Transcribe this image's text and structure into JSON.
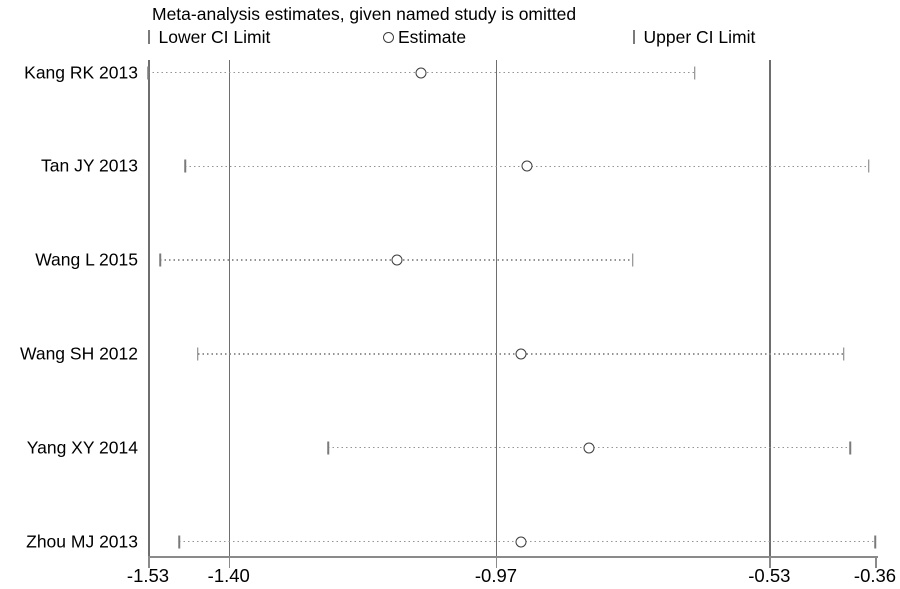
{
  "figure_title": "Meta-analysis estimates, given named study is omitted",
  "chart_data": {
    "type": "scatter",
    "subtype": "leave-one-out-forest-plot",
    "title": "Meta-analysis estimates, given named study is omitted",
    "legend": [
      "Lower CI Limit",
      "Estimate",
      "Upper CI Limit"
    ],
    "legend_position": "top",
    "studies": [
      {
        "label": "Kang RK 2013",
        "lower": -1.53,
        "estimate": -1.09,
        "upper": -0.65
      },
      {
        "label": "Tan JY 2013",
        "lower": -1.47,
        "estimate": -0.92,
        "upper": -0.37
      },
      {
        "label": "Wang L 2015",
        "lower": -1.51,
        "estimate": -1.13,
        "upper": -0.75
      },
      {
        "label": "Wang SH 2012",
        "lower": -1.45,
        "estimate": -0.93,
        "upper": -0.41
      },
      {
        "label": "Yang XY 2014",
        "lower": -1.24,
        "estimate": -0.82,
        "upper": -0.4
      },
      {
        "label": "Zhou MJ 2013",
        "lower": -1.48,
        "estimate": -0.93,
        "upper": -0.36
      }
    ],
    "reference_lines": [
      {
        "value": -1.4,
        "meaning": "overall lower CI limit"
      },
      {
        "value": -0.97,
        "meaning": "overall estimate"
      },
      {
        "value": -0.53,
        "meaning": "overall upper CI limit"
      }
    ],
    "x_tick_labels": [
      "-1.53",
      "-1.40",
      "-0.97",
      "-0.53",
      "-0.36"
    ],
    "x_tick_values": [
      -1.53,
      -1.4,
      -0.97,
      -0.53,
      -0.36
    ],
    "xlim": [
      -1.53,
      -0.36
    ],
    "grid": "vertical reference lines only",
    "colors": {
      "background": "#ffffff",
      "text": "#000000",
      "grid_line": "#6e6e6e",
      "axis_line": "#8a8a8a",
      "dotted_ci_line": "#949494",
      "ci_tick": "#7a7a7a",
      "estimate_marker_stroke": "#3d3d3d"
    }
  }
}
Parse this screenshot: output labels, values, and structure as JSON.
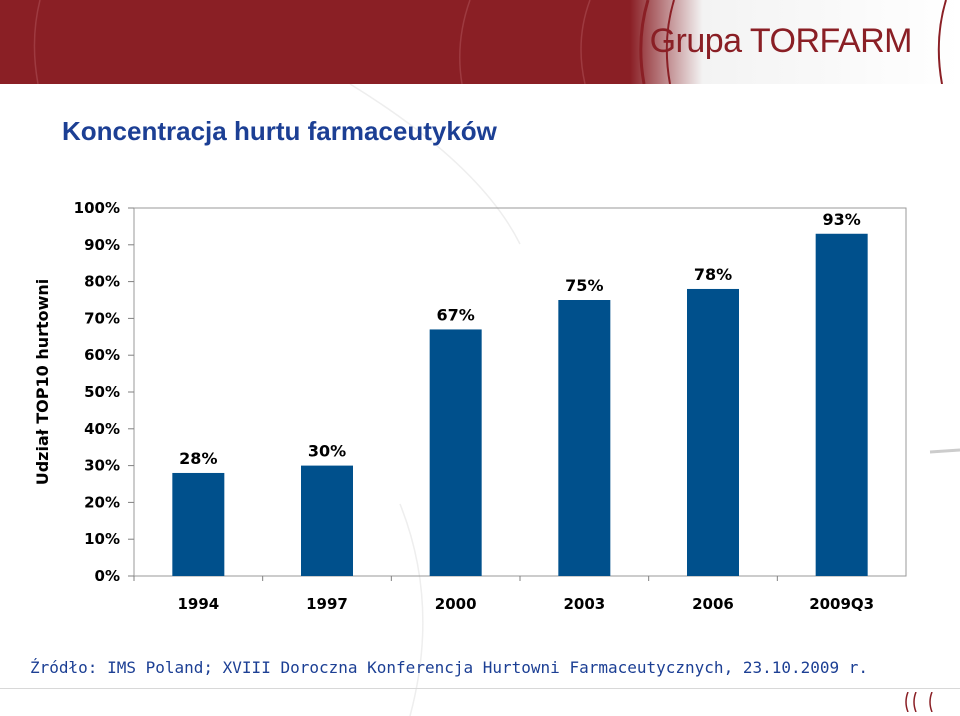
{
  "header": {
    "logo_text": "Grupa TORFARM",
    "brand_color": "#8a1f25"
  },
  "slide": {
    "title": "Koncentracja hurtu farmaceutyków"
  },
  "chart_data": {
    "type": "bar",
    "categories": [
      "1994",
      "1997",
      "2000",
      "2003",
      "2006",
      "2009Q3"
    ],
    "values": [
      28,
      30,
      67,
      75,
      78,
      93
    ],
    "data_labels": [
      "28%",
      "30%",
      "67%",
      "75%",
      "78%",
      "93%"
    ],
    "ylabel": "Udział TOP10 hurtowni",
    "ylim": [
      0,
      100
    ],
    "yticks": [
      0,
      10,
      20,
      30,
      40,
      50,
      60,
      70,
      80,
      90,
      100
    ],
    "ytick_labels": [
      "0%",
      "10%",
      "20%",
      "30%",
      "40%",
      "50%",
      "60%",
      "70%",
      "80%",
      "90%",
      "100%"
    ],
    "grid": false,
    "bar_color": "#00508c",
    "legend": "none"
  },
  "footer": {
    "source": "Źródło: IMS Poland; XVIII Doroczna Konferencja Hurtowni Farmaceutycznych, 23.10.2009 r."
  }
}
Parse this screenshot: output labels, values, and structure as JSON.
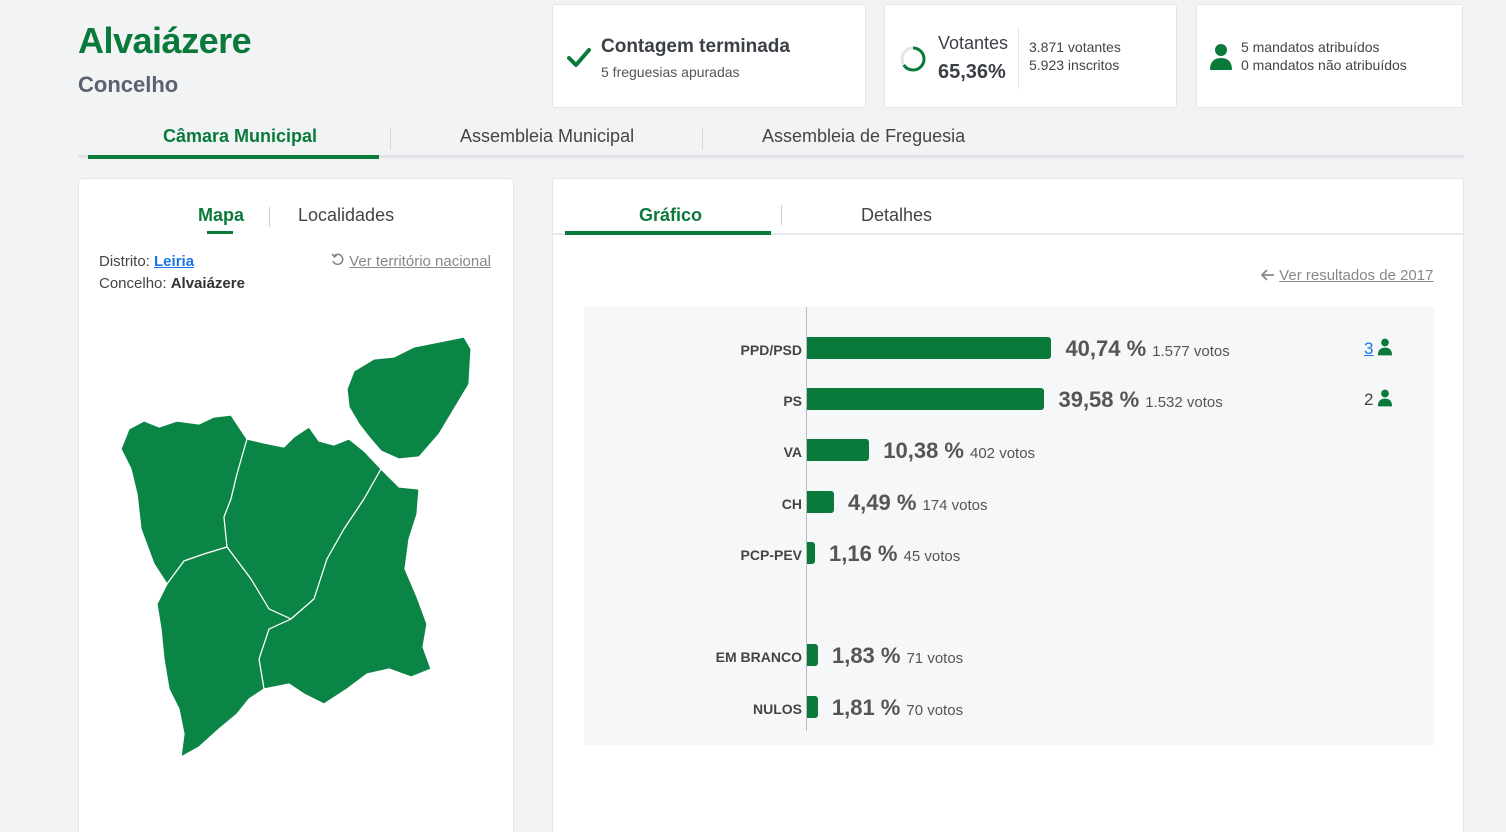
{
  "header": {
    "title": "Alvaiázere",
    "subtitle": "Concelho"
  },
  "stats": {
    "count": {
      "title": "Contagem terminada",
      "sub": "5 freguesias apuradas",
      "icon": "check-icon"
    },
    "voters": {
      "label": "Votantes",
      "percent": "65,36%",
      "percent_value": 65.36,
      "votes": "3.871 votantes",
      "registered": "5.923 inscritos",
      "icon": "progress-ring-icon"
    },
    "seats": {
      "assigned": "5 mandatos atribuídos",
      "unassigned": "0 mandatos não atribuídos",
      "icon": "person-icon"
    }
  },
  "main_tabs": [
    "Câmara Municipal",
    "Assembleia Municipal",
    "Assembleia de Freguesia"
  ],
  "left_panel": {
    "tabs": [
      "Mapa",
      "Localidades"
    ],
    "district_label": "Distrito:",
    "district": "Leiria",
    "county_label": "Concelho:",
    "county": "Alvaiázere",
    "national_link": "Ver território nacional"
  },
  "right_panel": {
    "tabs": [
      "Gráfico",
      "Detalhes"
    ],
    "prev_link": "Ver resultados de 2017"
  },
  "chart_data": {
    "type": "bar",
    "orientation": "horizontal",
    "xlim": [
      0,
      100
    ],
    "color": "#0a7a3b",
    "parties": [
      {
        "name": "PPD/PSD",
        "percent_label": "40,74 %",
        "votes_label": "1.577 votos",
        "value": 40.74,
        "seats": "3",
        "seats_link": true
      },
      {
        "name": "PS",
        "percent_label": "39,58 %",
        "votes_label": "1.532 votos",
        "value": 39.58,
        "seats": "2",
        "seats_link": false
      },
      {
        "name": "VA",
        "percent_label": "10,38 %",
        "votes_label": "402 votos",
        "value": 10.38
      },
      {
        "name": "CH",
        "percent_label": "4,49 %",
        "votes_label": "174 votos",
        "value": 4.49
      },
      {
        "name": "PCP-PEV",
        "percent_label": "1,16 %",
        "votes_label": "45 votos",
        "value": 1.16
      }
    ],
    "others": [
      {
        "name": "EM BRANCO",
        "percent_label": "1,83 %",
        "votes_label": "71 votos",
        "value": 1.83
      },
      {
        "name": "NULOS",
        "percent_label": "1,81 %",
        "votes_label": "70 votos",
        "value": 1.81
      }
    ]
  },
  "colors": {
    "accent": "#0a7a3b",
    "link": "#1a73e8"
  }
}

· · · ·

Every record must be copied exactly, with images dropped from the result.

- **The result**
Transcribe this image's text and structure into JSON.
{
  "figure_title": "Meta-analysis estimates, given named study is omitted",
  "chart_data": {
    "type": "scatter",
    "subtype": "leave-one-out-forest-plot",
    "title": "Meta-analysis estimates, given named study is omitted",
    "legend": [
      "Lower CI Limit",
      "Estimate",
      "Upper CI Limit"
    ],
    "legend_position": "top",
    "studies": [
      {
        "label": "Kang RK 2013",
        "lower": -1.53,
        "estimate": -1.09,
        "upper": -0.65
      },
      {
        "label": "Tan JY 2013",
        "lower": -1.47,
        "estimate": -0.92,
        "upper": -0.37
      },
      {
        "label": "Wang L 2015",
        "lower": -1.51,
        "estimate": -1.13,
        "upper": -0.75
      },
      {
        "label": "Wang SH 2012",
        "lower": -1.45,
        "estimate": -0.93,
        "upper": -0.41
      },
      {
        "label": "Yang XY 2014",
        "lower": -1.24,
        "estimate": -0.82,
        "upper": -0.4
      },
      {
        "label": "Zhou MJ 2013",
        "lower": -1.48,
        "estimate": -0.93,
        "upper": -0.36
      }
    ],
    "reference_lines": [
      {
        "value": -1.4,
        "meaning": "overall lower CI limit"
      },
      {
        "value": -0.97,
        "meaning": "overall estimate"
      },
      {
        "value": -0.53,
        "meaning": "overall upper CI limit"
      }
    ],
    "x_tick_labels": [
      "-1.53",
      "-1.40",
      "-0.97",
      "-0.53",
      "-0.36"
    ],
    "x_tick_values": [
      -1.53,
      -1.4,
      -0.97,
      -0.53,
      -0.36
    ],
    "xlim": [
      -1.53,
      -0.36
    ],
    "grid": "vertical reference lines only",
    "colors": {
      "background": "#ffffff",
      "text": "#000000",
      "grid_line": "#6e6e6e",
      "axis_line": "#8a8a8a",
      "dotted_ci_line": "#949494",
      "ci_tick": "#7a7a7a",
      "estimate_marker_stroke": "#3d3d3d"
    }
  }
}
Parse this screenshot: output labels, values, and structure as JSON.
{
  "header": {
    "logo_text": "Grupa TORFARM",
    "brand_color": "#8a1f25"
  },
  "slide": {
    "title": "Koncentracja hurtu farmaceutyków"
  },
  "chart_data": {
    "type": "bar",
    "categories": [
      "1994",
      "1997",
      "2000",
      "2003",
      "2006",
      "2009Q3"
    ],
    "values": [
      28,
      30,
      67,
      75,
      78,
      93
    ],
    "data_labels": [
      "28%",
      "30%",
      "67%",
      "75%",
      "78%",
      "93%"
    ],
    "ylabel": "Udział TOP10 hurtowni",
    "ylim": [
      0,
      100
    ],
    "yticks": [
      0,
      10,
      20,
      30,
      40,
      50,
      60,
      70,
      80,
      90,
      100
    ],
    "ytick_labels": [
      "0%",
      "10%",
      "20%",
      "30%",
      "40%",
      "50%",
      "60%",
      "70%",
      "80%",
      "90%",
      "100%"
    ],
    "grid": false,
    "bar_color": "#00508c",
    "legend": "none"
  },
  "footer": {
    "source": "Źródło: IMS Poland; XVIII Doroczna Konferencja Hurtowni Farmaceutycznych, 23.10.2009 r."
  }
}
Parse this screenshot: output labels, values, and structure as JSON.
{
  "header": {
    "title": "Alvaiázere",
    "subtitle": "Concelho"
  },
  "stats": {
    "count": {
      "title": "Contagem terminada",
      "sub": "5 freguesias apuradas",
      "icon": "check-icon"
    },
    "voters": {
      "label": "Votantes",
      "percent": "65,36%",
      "percent_value": 65.36,
      "votes": "3.871 votantes",
      "registered": "5.923 inscritos",
      "icon": "progress-ring-icon"
    },
    "seats": {
      "assigned": "5 mandatos atribuídos",
      "unassigned": "0 mandatos não atribuídos",
      "icon": "person-icon"
    }
  },
  "main_tabs": [
    "Câmara Municipal",
    "Assembleia Municipal",
    "Assembleia de Freguesia"
  ],
  "left_panel": {
    "tabs": [
      "Mapa",
      "Localidades"
    ],
    "district_label": "Distrito:",
    "district": "Leiria",
    "county_label": "Concelho:",
    "county": "Alvaiázere",
    "national_link": "Ver território nacional"
  },
  "right_panel": {
    "tabs": [
      "Gráfico",
      "Detalhes"
    ],
    "prev_link": "Ver resultados de 2017"
  },
  "chart_data": {
    "type": "bar",
    "orientation": "horizontal",
    "xlim": [
      0,
      100
    ],
    "color": "#0a7a3b",
    "parties": [
      {
        "name": "PPD/PSD",
        "percent_label": "40,74 %",
        "votes_label": "1.577 votos",
        "value": 40.74,
        "seats": "3",
        "seats_link": true
      },
      {
        "name": "PS",
        "percent_label": "39,58 %",
        "votes_label": "1.532 votos",
        "value": 39.58,
        "seats": "2",
        "seats_link": false
      },
      {
        "name": "VA",
        "percent_label": "10,38 %",
        "votes_label": "402 votos",
        "value": 10.38
      },
      {
        "name": "CH",
        "percent_label": "4,49 %",
        "votes_label": "174 votos",
        "value": 4.49
      },
      {
        "name": "PCP-PEV",
        "percent_label": "1,16 %",
        "votes_label": "45 votos",
        "value": 1.16
      }
    ],
    "others": [
      {
        "name": "EM BRANCO",
        "percent_label": "1,83 %",
        "votes_label": "71 votos",
        "value": 1.83
      },
      {
        "name": "NULOS",
        "percent_label": "1,81 %",
        "votes_label": "70 votos",
        "value": 1.81
      }
    ]
  },
  "colors": {
    "accent": "#0a7a3b",
    "link": "#1a73e8"
  }
}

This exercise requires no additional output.